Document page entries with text

..............................

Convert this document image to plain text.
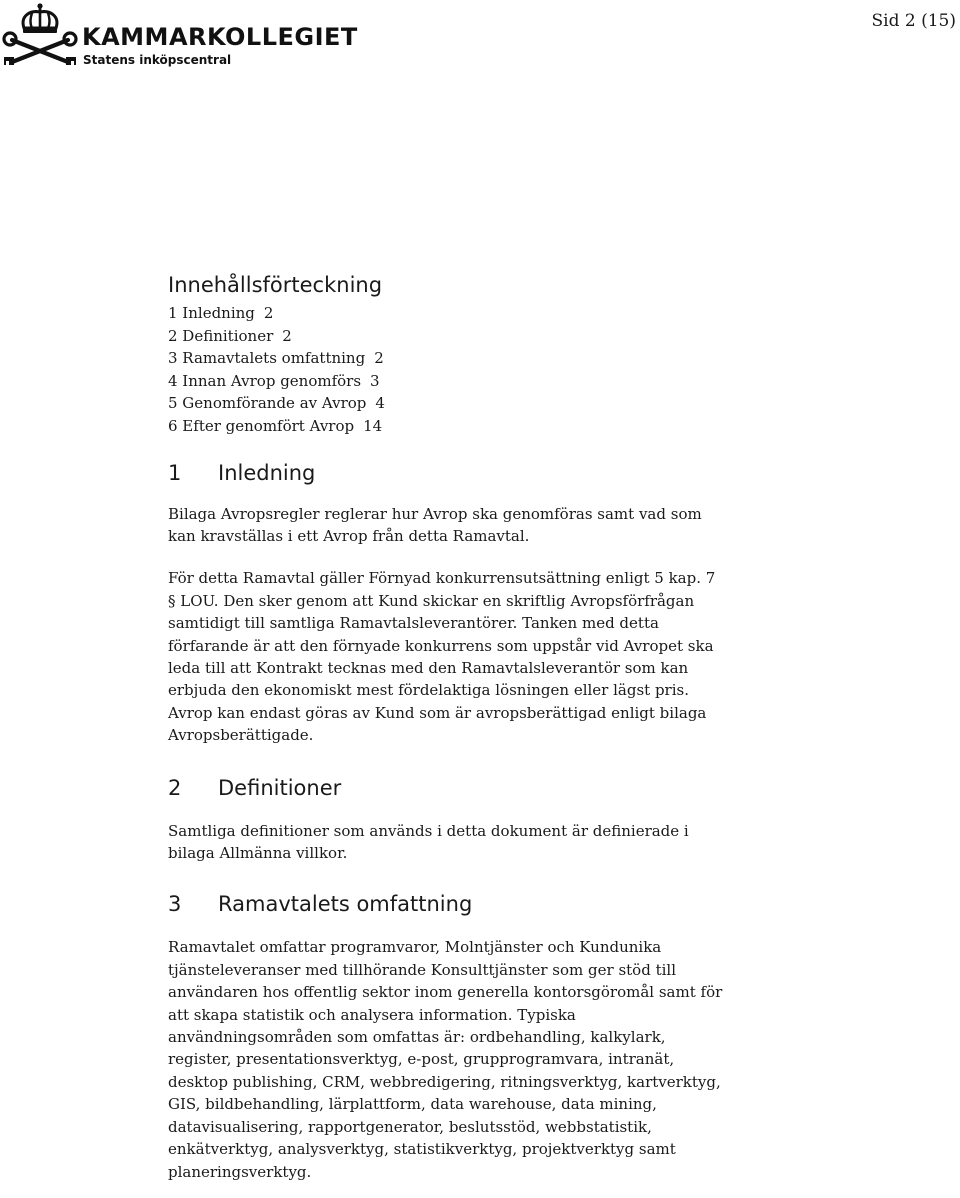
KAMMARKOLLEGIET
Statens inköpscentral
Sid 2 (15)
Innehållsförteckning
1 Inledning 2
2 Definitioner 2
3 Ramavtalets omfattning 2
4 Innan Avrop genomförs 3
5 Genomförande av Avrop 4
6 Efter genomfört Avrop 14
1 Inledning

Bilaga Avropsregler reglerar hur Avrop ska genomföras samt vad som
kan kravställas i ett Avrop från detta Ramavtal.

För detta Ramavtal gäller Förnyad konkurrensutsättning enligt 5 kap. 7
§ LOU. Den sker genom att Kund skickar en skriftlig Avropsförfrågan
samtidigt till samtliga Ramavtalsleverantörer. Tanken med detta
förfarande är att den förnyade konkurrens som uppstår vid Avropet ska
leda till att Kontrakt tecknas med den Ramavtalsleverantör som kan
erbjuda den ekonomiskt mest fördelaktiga lösningen eller lägst pris.
Avrop kan endast göras av Kund som är avropsberättigad enligt bilaga
Avropsberättigade.

2 Definitioner

Samtliga definitioner som används i detta dokument är definierade i
bilaga Allmänna villkor.

3 Ramavtalets omfattning

Ramavtalet omfattar programvaror, Molntjänster och Kundunika
tjänsteleveranser med tillhörande Konsulttjänster som ger stöd till
användaren hos offentlig sektor inom generella kontorsgöromål samt för
att skapa statistik och analysera information. Typiska
användningsområden som omfattas är: ordbehandling, kalkylark,
register, presentationsverktyg, e-post, grupprogramvara, intranät,
desktop publishing, CRM, webbredigering, ritningsverktyg, kartverktyg,
GIS, bildbehandling, lärplattform, data warehouse, data mining,
datavisualisering, rapportgenerator, beslutsstöd, webbstatistik,
enkätverktyg, analysverktyg, statistikverktyg, projektverktyg samt
planeringsverktyg.
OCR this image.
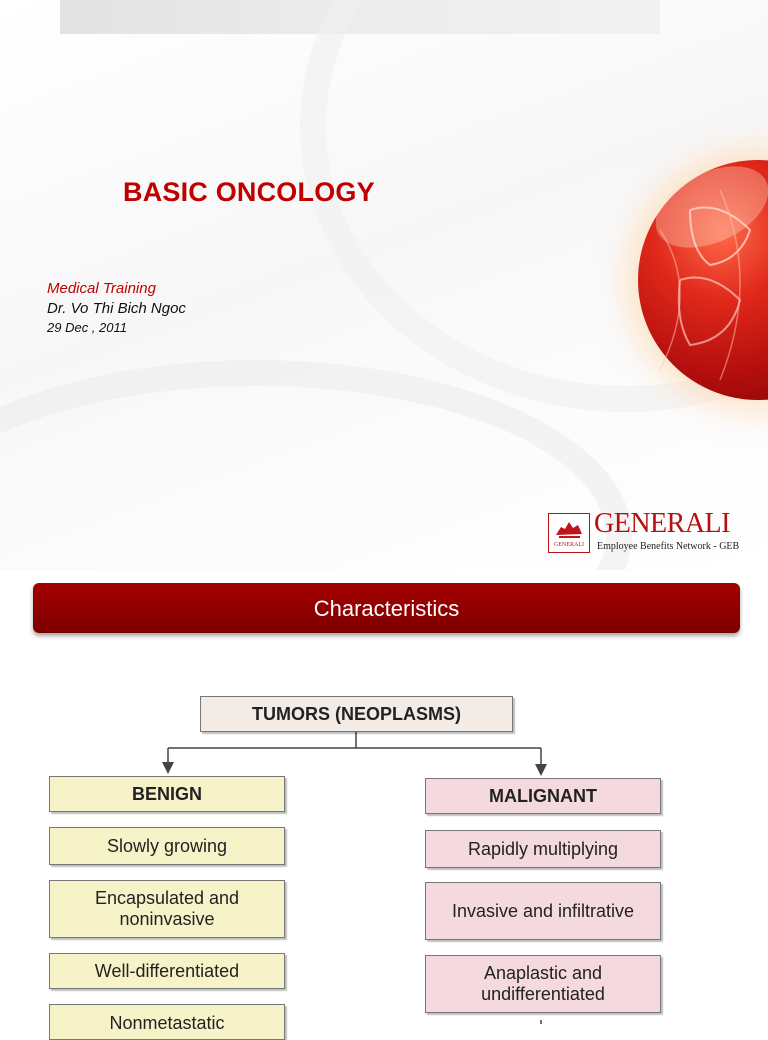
BASIC ONCOLOGY
Medical Training
Dr. Vo Thi Bich Ngoc
29 Dec , 2011
GENERALI
GENERALI
Employee Benefits Network - GEB
Characteristics
TUMORS (NEOPLASMS)
BENIGN
Slowly growing
Encapsulated and noninvasive
Well-differentiated
Nonmetastatic
MALIGNANT
Rapidly multiplying
Invasive and infiltrative
Anaplastic and undifferentiated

..............................

Task to complete
Please keep every line of the data the same when you reproduce it, and keep every picture out.

Exercise output
Convert this document image to plain text.
KAMMARKOLLEGIET
Statens inköpscentral
Sid 2 (15)
Innehållsförteckning
1 Inledning 2
2 Definitioner 2
3 Ramavtalets omfattning 2
4 Innan Avrop genomförs 3
5 Genomförande av Avrop 4
6 Efter genomfört Avrop 14
1 Inledning

Bilaga Avropsregler reglerar hur Avrop ska genomföras samt vad som
kan kravställas i ett Avrop från detta Ramavtal.

För detta Ramavtal gäller Förnyad konkurrensutsättning enligt 5 kap. 7
§ LOU. Den sker genom att Kund skickar en skriftlig Avropsförfrågan
samtidigt till samtliga Ramavtalsleverantörer. Tanken med detta
förfarande är att den förnyade konkurrens som uppstår vid Avropet ska
leda till att Kontrakt tecknas med den Ramavtalsleverantör som kan
erbjuda den ekonomiskt mest fördelaktiga lösningen eller lägst pris.
Avrop kan endast göras av Kund som är avropsberättigad enligt bilaga
Avropsberättigade.

2 Definitioner

Samtliga definitioner som används i detta dokument är definierade i
bilaga Allmänna villkor.

3 Ramavtalets omfattning

Ramavtalet omfattar programvaror, Molntjänster och Kundunika
tjänsteleveranser med tillhörande Konsulttjänster som ger stöd till
användaren hos offentlig sektor inom generella kontorsgöromål samt för
att skapa statistik och analysera information. Typiska
användningsområden som omfattas är: ordbehandling, kalkylark,
register, presentationsverktyg, e-post, grupprogramvara, intranät,
desktop publishing, CRM, webbredigering, ritningsverktyg, kartverktyg,
GIS, bildbehandling, lärplattform, data warehouse, data mining,
datavisualisering, rapportgenerator, beslutsstöd, webbstatistik,
enkätverktyg, analysverktyg, statistikverktyg, projektverktyg samt
planeringsverktyg.
OCR this image.
BASIC ONCOLOGY
Medical Training
Dr. Vo Thi Bich Ngoc
29 Dec , 2011
GENERALI
GENERALI
Employee Benefits Network - GEB
Characteristics
TUMORS (NEOPLASMS)
BENIGN
Slowly growing
Encapsulated and noninvasive
Well-differentiated
Nonmetastatic
MALIGNANT
Rapidly multiplying
Invasive and infiltrative
Anaplastic and undifferentiated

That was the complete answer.